*WRITTEN EXERCISE*: Copy out the items below word for word, beginning with the line that has "Segment this screenshot: for" and ending after the line that has "y-tick-label: 10-4 <box>39 291 60 308</box>".

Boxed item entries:
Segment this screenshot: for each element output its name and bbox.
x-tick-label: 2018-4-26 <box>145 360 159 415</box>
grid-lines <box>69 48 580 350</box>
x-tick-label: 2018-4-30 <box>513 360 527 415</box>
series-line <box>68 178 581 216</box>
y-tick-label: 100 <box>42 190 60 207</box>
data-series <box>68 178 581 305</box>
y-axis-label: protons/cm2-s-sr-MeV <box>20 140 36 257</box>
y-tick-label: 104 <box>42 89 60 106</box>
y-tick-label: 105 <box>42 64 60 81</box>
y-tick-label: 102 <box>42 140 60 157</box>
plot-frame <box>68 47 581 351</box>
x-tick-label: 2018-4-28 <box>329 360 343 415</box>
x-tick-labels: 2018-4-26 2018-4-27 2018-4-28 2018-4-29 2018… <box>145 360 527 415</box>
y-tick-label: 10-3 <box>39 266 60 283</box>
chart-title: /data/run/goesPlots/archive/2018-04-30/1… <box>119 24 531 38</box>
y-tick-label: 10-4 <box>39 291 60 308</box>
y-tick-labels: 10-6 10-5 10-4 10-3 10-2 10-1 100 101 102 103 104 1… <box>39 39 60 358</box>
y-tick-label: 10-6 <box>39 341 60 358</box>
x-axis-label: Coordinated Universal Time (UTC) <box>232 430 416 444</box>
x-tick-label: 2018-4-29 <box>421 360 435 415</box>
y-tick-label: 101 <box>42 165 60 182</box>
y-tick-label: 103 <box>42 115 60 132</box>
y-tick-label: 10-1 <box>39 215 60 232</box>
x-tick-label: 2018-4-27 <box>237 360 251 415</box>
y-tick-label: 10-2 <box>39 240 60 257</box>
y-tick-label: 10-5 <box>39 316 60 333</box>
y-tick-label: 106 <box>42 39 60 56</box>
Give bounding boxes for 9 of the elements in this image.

--

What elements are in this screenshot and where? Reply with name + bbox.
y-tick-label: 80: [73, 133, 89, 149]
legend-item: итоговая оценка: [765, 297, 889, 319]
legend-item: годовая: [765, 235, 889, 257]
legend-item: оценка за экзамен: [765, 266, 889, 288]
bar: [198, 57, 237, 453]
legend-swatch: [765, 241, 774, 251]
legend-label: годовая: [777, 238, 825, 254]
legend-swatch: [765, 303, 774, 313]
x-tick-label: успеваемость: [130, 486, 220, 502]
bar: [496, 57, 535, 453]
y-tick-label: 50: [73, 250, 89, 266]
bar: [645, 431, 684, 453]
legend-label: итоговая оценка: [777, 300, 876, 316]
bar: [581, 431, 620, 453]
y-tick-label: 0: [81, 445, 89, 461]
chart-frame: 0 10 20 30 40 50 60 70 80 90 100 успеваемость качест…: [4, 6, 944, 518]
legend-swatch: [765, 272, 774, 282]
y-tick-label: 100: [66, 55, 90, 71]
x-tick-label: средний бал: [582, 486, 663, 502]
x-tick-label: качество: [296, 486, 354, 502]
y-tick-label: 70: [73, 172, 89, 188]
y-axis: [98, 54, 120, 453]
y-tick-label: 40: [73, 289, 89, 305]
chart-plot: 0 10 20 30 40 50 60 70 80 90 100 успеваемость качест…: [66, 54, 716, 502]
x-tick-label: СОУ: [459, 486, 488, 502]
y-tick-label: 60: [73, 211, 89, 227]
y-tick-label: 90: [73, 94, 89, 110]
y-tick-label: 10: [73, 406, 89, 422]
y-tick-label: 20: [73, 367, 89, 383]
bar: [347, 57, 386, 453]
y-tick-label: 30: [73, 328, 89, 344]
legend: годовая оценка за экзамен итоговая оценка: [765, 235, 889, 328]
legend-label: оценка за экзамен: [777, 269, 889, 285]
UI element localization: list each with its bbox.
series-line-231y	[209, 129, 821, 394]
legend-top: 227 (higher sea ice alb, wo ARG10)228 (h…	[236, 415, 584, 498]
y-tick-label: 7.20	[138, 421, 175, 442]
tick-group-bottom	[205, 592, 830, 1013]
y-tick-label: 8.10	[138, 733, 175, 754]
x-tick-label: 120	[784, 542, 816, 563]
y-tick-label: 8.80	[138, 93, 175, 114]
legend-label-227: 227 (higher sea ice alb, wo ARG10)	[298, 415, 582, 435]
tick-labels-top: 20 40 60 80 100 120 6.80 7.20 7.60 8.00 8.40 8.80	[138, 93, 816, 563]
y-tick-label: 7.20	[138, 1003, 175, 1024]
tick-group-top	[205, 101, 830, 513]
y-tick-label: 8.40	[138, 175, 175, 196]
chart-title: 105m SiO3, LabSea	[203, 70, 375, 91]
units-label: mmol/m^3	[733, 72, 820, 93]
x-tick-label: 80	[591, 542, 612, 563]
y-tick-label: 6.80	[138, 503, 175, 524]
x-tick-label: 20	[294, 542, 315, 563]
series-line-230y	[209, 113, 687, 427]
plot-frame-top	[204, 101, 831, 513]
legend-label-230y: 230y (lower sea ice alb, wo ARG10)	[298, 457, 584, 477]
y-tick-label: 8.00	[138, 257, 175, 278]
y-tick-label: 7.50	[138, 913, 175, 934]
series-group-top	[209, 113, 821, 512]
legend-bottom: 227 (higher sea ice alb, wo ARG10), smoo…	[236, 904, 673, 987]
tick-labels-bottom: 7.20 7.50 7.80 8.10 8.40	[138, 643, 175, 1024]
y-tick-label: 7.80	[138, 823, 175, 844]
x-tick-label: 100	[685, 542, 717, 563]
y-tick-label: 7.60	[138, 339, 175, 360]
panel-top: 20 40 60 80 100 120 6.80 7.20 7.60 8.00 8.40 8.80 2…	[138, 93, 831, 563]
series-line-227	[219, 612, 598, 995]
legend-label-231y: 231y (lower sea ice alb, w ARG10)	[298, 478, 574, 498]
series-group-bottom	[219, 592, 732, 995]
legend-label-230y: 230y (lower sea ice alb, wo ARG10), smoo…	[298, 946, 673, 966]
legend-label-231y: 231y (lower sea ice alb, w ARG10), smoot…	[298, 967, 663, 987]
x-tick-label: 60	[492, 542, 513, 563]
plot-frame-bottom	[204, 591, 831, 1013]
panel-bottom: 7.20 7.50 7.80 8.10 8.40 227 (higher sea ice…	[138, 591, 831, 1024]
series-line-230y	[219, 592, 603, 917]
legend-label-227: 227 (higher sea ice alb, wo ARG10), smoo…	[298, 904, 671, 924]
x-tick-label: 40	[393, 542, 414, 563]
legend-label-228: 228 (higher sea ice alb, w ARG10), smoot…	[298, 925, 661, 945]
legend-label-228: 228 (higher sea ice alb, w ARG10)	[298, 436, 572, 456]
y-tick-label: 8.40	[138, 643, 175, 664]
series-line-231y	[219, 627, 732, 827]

*TASK SOLUTION*:
Segment this screenshot: for each element output its name and bbox.
x-tick-label: 2018-4-26 <box>145 360 159 415</box>
grid-lines <box>69 48 580 350</box>
x-tick-label: 2018-4-30 <box>513 360 527 415</box>
series-line <box>68 178 581 216</box>
y-tick-label: 100 <box>42 190 60 207</box>
data-series <box>68 178 581 305</box>
y-axis-label: protons/cm2-s-sr-MeV <box>20 140 36 257</box>
y-tick-label: 104 <box>42 89 60 106</box>
y-tick-label: 105 <box>42 64 60 81</box>
y-tick-label: 102 <box>42 140 60 157</box>
plot-frame <box>68 47 581 351</box>
x-tick-label: 2018-4-28 <box>329 360 343 415</box>
x-tick-labels: 2018-4-26 2018-4-27 2018-4-28 2018-4-29 2018… <box>145 360 527 415</box>
y-tick-label: 10-3 <box>39 266 60 283</box>
chart-title: /data/run/goesPlots/archive/2018-04-30/1… <box>119 24 531 38</box>
y-tick-label: 10-4 <box>39 291 60 308</box>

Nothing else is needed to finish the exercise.